MATERIAL TO PROCESS:
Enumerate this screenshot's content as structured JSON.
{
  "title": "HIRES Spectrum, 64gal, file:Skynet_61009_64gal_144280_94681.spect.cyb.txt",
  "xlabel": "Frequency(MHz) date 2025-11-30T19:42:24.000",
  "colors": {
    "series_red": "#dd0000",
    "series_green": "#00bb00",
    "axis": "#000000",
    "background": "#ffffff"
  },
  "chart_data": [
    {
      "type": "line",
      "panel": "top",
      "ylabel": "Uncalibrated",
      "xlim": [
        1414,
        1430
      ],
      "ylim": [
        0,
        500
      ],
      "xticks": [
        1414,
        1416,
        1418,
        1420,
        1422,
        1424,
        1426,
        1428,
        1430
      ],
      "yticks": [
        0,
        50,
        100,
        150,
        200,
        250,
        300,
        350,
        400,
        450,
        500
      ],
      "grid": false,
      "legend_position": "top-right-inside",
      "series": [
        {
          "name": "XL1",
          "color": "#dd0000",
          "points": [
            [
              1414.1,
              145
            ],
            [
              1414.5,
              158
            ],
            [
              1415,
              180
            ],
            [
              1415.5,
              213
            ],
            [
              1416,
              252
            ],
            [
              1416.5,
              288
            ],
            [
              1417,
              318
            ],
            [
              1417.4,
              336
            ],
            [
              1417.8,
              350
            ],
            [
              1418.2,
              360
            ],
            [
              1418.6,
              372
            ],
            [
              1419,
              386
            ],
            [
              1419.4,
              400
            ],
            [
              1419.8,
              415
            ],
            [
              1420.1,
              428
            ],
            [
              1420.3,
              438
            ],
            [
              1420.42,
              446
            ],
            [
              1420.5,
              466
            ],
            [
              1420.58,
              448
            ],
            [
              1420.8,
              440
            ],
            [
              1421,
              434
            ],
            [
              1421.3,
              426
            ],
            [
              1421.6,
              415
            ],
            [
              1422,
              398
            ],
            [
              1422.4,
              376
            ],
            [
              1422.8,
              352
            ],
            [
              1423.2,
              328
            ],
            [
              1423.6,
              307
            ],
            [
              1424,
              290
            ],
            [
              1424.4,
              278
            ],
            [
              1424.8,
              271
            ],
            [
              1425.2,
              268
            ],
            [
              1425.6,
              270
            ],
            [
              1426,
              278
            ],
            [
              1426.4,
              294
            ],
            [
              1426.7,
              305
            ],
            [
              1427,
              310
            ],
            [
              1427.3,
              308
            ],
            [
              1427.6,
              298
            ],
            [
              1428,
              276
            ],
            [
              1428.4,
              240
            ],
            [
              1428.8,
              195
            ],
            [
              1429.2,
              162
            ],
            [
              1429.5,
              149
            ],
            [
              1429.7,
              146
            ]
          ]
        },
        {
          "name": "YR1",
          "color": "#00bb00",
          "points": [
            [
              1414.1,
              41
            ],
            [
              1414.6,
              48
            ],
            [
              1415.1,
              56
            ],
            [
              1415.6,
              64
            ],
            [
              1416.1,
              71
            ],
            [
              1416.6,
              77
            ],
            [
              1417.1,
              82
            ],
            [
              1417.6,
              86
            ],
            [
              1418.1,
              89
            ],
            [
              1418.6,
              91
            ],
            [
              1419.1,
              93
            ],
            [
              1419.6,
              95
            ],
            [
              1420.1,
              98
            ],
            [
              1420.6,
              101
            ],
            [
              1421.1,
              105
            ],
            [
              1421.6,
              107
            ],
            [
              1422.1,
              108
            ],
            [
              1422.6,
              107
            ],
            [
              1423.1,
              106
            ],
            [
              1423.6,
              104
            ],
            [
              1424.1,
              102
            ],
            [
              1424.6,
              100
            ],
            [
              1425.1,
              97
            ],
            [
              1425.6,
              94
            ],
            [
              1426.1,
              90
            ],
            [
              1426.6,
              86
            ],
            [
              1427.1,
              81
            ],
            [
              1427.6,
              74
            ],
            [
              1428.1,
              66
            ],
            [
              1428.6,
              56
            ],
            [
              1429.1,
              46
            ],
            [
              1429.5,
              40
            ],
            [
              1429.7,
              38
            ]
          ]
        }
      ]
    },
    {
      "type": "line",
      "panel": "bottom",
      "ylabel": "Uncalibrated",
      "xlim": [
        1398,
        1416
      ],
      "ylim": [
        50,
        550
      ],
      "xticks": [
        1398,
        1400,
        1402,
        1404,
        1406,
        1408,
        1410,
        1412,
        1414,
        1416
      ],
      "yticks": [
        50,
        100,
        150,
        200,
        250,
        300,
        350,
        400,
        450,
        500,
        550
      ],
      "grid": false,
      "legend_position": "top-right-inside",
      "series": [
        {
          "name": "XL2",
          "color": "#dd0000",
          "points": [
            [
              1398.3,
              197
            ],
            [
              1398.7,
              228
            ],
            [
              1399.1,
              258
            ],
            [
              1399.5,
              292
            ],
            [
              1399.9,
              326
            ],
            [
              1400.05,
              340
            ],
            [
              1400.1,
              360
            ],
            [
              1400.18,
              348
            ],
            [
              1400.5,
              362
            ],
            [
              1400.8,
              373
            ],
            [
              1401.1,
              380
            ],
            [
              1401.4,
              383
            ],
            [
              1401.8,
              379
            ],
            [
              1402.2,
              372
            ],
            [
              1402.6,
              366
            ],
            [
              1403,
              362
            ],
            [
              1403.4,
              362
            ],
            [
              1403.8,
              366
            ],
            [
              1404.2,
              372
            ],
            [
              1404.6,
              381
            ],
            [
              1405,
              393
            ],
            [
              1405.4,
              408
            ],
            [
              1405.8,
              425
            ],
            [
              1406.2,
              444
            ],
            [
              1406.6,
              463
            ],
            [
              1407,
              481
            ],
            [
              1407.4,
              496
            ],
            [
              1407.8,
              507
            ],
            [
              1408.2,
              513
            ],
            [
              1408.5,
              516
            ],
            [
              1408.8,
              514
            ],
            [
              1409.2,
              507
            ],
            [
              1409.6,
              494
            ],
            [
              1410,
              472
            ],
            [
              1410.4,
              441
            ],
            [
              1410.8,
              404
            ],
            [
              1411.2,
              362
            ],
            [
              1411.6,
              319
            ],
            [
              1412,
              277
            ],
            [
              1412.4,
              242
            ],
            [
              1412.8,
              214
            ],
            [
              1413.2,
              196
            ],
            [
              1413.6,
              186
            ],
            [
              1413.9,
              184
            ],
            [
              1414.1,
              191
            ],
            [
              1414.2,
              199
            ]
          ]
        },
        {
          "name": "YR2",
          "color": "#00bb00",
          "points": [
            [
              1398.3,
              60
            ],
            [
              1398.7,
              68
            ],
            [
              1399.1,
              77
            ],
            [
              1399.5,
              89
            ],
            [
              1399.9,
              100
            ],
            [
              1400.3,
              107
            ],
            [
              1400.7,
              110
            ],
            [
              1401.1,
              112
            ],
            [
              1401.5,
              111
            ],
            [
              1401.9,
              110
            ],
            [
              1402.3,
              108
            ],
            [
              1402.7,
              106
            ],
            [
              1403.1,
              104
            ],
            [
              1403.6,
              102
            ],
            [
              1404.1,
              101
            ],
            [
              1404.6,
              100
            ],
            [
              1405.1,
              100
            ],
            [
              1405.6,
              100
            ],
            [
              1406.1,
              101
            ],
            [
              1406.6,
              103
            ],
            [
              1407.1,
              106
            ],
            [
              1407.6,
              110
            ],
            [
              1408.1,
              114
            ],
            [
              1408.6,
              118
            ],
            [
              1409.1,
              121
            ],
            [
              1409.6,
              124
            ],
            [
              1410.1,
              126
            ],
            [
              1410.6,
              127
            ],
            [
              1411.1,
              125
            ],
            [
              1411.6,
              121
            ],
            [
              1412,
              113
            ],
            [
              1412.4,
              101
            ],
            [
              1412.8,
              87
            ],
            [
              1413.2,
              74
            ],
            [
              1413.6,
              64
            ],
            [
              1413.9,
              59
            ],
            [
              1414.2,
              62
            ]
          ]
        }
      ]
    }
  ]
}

STATED GOAL: Set down all of the entries exactly, please.

THE OUTPUT:
Enumerate this screenshot's content as structured JSON.
{
  "title": "HIRES Spectrum, 64gal, file:Skynet_61009_64gal_144280_94681.spect.cyb.txt",
  "xlabel": "Frequency(MHz) date 2025-11-30T19:42:24.000",
  "colors": {
    "series_red": "#dd0000",
    "series_green": "#00bb00",
    "axis": "#000000",
    "background": "#ffffff"
  },
  "chart_data": [
    {
      "type": "line",
      "panel": "top",
      "ylabel": "Uncalibrated",
      "xlim": [
        1414,
        1430
      ],
      "ylim": [
        0,
        500
      ],
      "xticks": [
        1414,
        1416,
        1418,
        1420,
        1422,
        1424,
        1426,
        1428,
        1430
      ],
      "yticks": [
        0,
        50,
        100,
        150,
        200,
        250,
        300,
        350,
        400,
        450,
        500
      ],
      "grid": false,
      "legend_position": "top-right-inside",
      "series": [
        {
          "name": "XL1",
          "color": "#dd0000",
          "points": [
            [
              1414.1,
              145
            ],
            [
              1414.5,
              158
            ],
            [
              1415,
              180
            ],
            [
              1415.5,
              213
            ],
            [
              1416,
              252
            ],
            [
              1416.5,
              288
            ],
            [
              1417,
              318
            ],
            [
              1417.4,
              336
            ],
            [
              1417.8,
              350
            ],
            [
              1418.2,
              360
            ],
            [
              1418.6,
              372
            ],
            [
              1419,
              386
            ],
            [
              1419.4,
              400
            ],
            [
              1419.8,
              415
            ],
            [
              1420.1,
              428
            ],
            [
              1420.3,
              438
            ],
            [
              1420.42,
              446
            ],
            [
              1420.5,
              466
            ],
            [
              1420.58,
              448
            ],
            [
              1420.8,
              440
            ],
            [
              1421,
              434
            ],
            [
              1421.3,
              426
            ],
            [
              1421.6,
              415
            ],
            [
              1422,
              398
            ],
            [
              1422.4,
              376
            ],
            [
              1422.8,
              352
            ],
            [
              1423.2,
              328
            ],
            [
              1423.6,
              307
            ],
            [
              1424,
              290
            ],
            [
              1424.4,
              278
            ],
            [
              1424.8,
              271
            ],
            [
              1425.2,
              268
            ],
            [
              1425.6,
              270
            ],
            [
              1426,
              278
            ],
            [
              1426.4,
              294
            ],
            [
              1426.7,
              305
            ],
            [
              1427,
              310
            ],
            [
              1427.3,
              308
            ],
            [
              1427.6,
              298
            ],
            [
              1428,
              276
            ],
            [
              1428.4,
              240
            ],
            [
              1428.8,
              195
            ],
            [
              1429.2,
              162
            ],
            [
              1429.5,
              149
            ],
            [
              1429.7,
              146
            ]
          ]
        },
        {
          "name": "YR1",
          "color": "#00bb00",
          "points": [
            [
              1414.1,
              41
            ],
            [
              1414.6,
              48
            ],
            [
              1415.1,
              56
            ],
            [
              1415.6,
              64
            ],
            [
              1416.1,
              71
            ],
            [
              1416.6,
              77
            ],
            [
              1417.1,
              82
            ],
            [
              1417.6,
              86
            ],
            [
              1418.1,
              89
            ],
            [
              1418.6,
              91
            ],
            [
              1419.1,
              93
            ],
            [
              1419.6,
              95
            ],
            [
              1420.1,
              98
            ],
            [
              1420.6,
              101
            ],
            [
              1421.1,
              105
            ],
            [
              1421.6,
              107
            ],
            [
              1422.1,
              108
            ],
            [
              1422.6,
              107
            ],
            [
              1423.1,
              106
            ],
            [
              1423.6,
              104
            ],
            [
              1424.1,
              102
            ],
            [
              1424.6,
              100
            ],
            [
              1425.1,
              97
            ],
            [
              1425.6,
              94
            ],
            [
              1426.1,
              90
            ],
            [
              1426.6,
              86
            ],
            [
              1427.1,
              81
            ],
            [
              1427.6,
              74
            ],
            [
              1428.1,
              66
            ],
            [
              1428.6,
              56
            ],
            [
              1429.1,
              46
            ],
            [
              1429.5,
              40
            ],
            [
              1429.7,
              38
            ]
          ]
        }
      ]
    },
    {
      "type": "line",
      "panel": "bottom",
      "ylabel": "Uncalibrated",
      "xlim": [
        1398,
        1416
      ],
      "ylim": [
        50,
        550
      ],
      "xticks": [
        1398,
        1400,
        1402,
        1404,
        1406,
        1408,
        1410,
        1412,
        1414,
        1416
      ],
      "yticks": [
        50,
        100,
        150,
        200,
        250,
        300,
        350,
        400,
        450,
        500,
        550
      ],
      "grid": false,
      "legend_position": "top-right-inside",
      "series": [
        {
          "name": "XL2",
          "color": "#dd0000",
          "points": [
            [
              1398.3,
              197
            ],
            [
              1398.7,
              228
            ],
            [
              1399.1,
              258
            ],
            [
              1399.5,
              292
            ],
            [
              1399.9,
              326
            ],
            [
              1400.05,
              340
            ],
            [
              1400.1,
              360
            ],
            [
              1400.18,
              348
            ],
            [
              1400.5,
              362
            ],
            [
              1400.8,
              373
            ],
            [
              1401.1,
              380
            ],
            [
              1401.4,
              383
            ],
            [
              1401.8,
              379
            ],
            [
              1402.2,
              372
            ],
            [
              1402.6,
              366
            ],
            [
              1403,
              362
            ],
            [
              1403.4,
              362
            ],
            [
              1403.8,
              366
            ],
            [
              1404.2,
              372
            ],
            [
              1404.6,
              381
            ],
            [
              1405,
              393
            ],
            [
              1405.4,
              408
            ],
            [
              1405.8,
              425
            ],
            [
              1406.2,
              444
            ],
            [
              1406.6,
              463
            ],
            [
              1407,
              481
            ],
            [
              1407.4,
              496
            ],
            [
              1407.8,
              507
            ],
            [
              1408.2,
              513
            ],
            [
              1408.5,
              516
            ],
            [
              1408.8,
              514
            ],
            [
              1409.2,
              507
            ],
            [
              1409.6,
              494
            ],
            [
              1410,
              472
            ],
            [
              1410.4,
              441
            ],
            [
              1410.8,
              404
            ],
            [
              1411.2,
              362
            ],
            [
              1411.6,
              319
            ],
            [
              1412,
              277
            ],
            [
              1412.4,
              242
            ],
            [
              1412.8,
              214
            ],
            [
              1413.2,
              196
            ],
            [
              1413.6,
              186
            ],
            [
              1413.9,
              184
            ],
            [
              1414.1,
              191
            ],
            [
              1414.2,
              199
            ]
          ]
        },
        {
          "name": "YR2",
          "color": "#00bb00",
          "points": [
            [
              1398.3,
              60
            ],
            [
              1398.7,
              68
            ],
            [
              1399.1,
              77
            ],
            [
              1399.5,
              89
            ],
            [
              1399.9,
              100
            ],
            [
              1400.3,
              107
            ],
            [
              1400.7,
              110
            ],
            [
              1401.1,
              112
            ],
            [
              1401.5,
              111
            ],
            [
              1401.9,
              110
            ],
            [
              1402.3,
              108
            ],
            [
              1402.7,
              106
            ],
            [
              1403.1,
              104
            ],
            [
              1403.6,
              102
            ],
            [
              1404.1,
              101
            ],
            [
              1404.6,
              100
            ],
            [
              1405.1,
              100
            ],
            [
              1405.6,
              100
            ],
            [
              1406.1,
              101
            ],
            [
              1406.6,
              103
            ],
            [
              1407.1,
              106
            ],
            [
              1407.6,
              110
            ],
            [
              1408.1,
              114
            ],
            [
              1408.6,
              118
            ],
            [
              1409.1,
              121
            ],
            [
              1409.6,
              124
            ],
            [
              1410.1,
              126
            ],
            [
              1410.6,
              127
            ],
            [
              1411.1,
              125
            ],
            [
              1411.6,
              121
            ],
            [
              1412,
              113
            ],
            [
              1412.4,
              101
            ],
            [
              1412.8,
              87
            ],
            [
              1413.2,
              74
            ],
            [
              1413.6,
              64
            ],
            [
              1413.9,
              59
            ],
            [
              1414.2,
              62
            ]
          ]
        }
      ]
    }
  ]
}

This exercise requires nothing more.